Source material
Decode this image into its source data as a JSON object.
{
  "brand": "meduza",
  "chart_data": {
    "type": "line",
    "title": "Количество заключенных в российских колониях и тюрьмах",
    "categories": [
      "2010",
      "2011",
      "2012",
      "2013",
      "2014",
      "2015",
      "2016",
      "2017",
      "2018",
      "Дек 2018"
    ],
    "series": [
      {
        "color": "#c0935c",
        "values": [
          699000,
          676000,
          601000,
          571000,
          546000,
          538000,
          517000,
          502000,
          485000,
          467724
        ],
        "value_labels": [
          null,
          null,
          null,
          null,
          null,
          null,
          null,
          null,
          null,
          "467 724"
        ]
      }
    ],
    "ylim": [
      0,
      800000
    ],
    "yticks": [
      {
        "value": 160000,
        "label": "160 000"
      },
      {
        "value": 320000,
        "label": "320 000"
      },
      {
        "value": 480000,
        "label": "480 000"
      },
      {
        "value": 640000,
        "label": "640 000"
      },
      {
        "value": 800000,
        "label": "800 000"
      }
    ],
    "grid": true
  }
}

What the task requires
Extract all the material, leaving every line as it is.

Solved exercise
Decode this image into its source data as a JSON object.
{
  "brand": "meduza",
  "chart_data": {
    "type": "line",
    "title": "Количество заключенных в российских колониях и тюрьмах",
    "categories": [
      "2010",
      "2011",
      "2012",
      "2013",
      "2014",
      "2015",
      "2016",
      "2017",
      "2018",
      "Дек 2018"
    ],
    "series": [
      {
        "color": "#c0935c",
        "values": [
          699000,
          676000,
          601000,
          571000,
          546000,
          538000,
          517000,
          502000,
          485000,
          467724
        ],
        "value_labels": [
          null,
          null,
          null,
          null,
          null,
          null,
          null,
          null,
          null,
          "467 724"
        ]
      }
    ],
    "ylim": [
      0,
      800000
    ],
    "yticks": [
      {
        "value": 160000,
        "label": "160 000"
      },
      {
        "value": 320000,
        "label": "320 000"
      },
      {
        "value": 480000,
        "label": "480 000"
      },
      {
        "value": 640000,
        "label": "640 000"
      },
      {
        "value": 800000,
        "label": "800 000"
      }
    ],
    "grid": true
  }
}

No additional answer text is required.